> [PROBLEM]:
Give only the number of lines in the data that include the string "数据类型".

> [INPUT]:

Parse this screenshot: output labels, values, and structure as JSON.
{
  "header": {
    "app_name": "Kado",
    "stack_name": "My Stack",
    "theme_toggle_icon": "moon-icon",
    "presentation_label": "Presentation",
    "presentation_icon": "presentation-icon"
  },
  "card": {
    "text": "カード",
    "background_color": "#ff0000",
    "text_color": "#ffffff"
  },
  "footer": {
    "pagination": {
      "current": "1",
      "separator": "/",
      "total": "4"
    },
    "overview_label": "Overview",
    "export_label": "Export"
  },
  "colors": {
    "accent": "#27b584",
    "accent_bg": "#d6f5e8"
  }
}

---

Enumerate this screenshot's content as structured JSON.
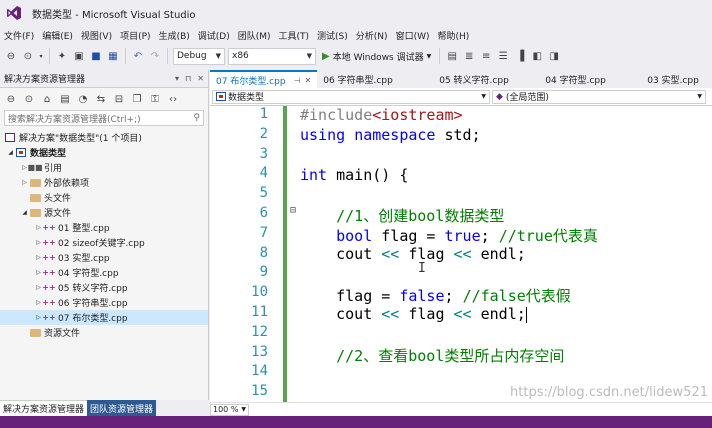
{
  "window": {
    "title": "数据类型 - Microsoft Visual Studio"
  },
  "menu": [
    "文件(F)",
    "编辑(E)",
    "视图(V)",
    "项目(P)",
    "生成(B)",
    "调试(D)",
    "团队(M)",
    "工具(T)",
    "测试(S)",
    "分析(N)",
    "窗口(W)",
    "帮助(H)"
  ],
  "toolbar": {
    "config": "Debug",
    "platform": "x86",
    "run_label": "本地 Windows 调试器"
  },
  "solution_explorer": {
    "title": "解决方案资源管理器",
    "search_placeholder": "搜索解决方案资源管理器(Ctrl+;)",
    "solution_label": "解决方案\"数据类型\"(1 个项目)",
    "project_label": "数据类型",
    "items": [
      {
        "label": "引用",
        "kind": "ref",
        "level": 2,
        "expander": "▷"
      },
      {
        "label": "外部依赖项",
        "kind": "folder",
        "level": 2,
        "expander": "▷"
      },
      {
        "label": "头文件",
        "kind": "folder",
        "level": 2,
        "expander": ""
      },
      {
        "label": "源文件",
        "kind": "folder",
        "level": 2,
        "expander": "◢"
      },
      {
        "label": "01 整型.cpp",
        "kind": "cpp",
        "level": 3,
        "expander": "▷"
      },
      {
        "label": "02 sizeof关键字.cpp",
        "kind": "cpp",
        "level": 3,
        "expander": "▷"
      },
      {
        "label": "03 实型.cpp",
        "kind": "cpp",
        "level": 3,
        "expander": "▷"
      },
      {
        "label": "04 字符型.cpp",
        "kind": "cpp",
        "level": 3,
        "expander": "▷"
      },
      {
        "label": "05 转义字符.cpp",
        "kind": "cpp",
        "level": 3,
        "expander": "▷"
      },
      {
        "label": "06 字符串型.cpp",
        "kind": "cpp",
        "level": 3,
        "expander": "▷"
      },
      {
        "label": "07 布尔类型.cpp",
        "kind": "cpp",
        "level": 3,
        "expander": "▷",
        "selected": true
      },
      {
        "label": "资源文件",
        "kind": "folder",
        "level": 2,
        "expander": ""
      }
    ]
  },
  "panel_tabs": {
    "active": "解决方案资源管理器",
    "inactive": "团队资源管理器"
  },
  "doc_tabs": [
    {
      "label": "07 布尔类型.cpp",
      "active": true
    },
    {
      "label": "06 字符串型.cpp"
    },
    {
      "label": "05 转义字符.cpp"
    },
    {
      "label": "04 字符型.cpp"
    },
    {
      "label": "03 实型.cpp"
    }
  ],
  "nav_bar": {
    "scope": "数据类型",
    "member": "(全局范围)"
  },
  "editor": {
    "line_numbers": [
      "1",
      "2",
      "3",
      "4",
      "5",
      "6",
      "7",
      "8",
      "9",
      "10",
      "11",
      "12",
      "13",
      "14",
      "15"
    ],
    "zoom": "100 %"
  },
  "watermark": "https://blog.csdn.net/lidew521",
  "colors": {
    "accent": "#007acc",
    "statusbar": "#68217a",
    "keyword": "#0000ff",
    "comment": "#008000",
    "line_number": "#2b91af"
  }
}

> [THE OUTPUT]:
4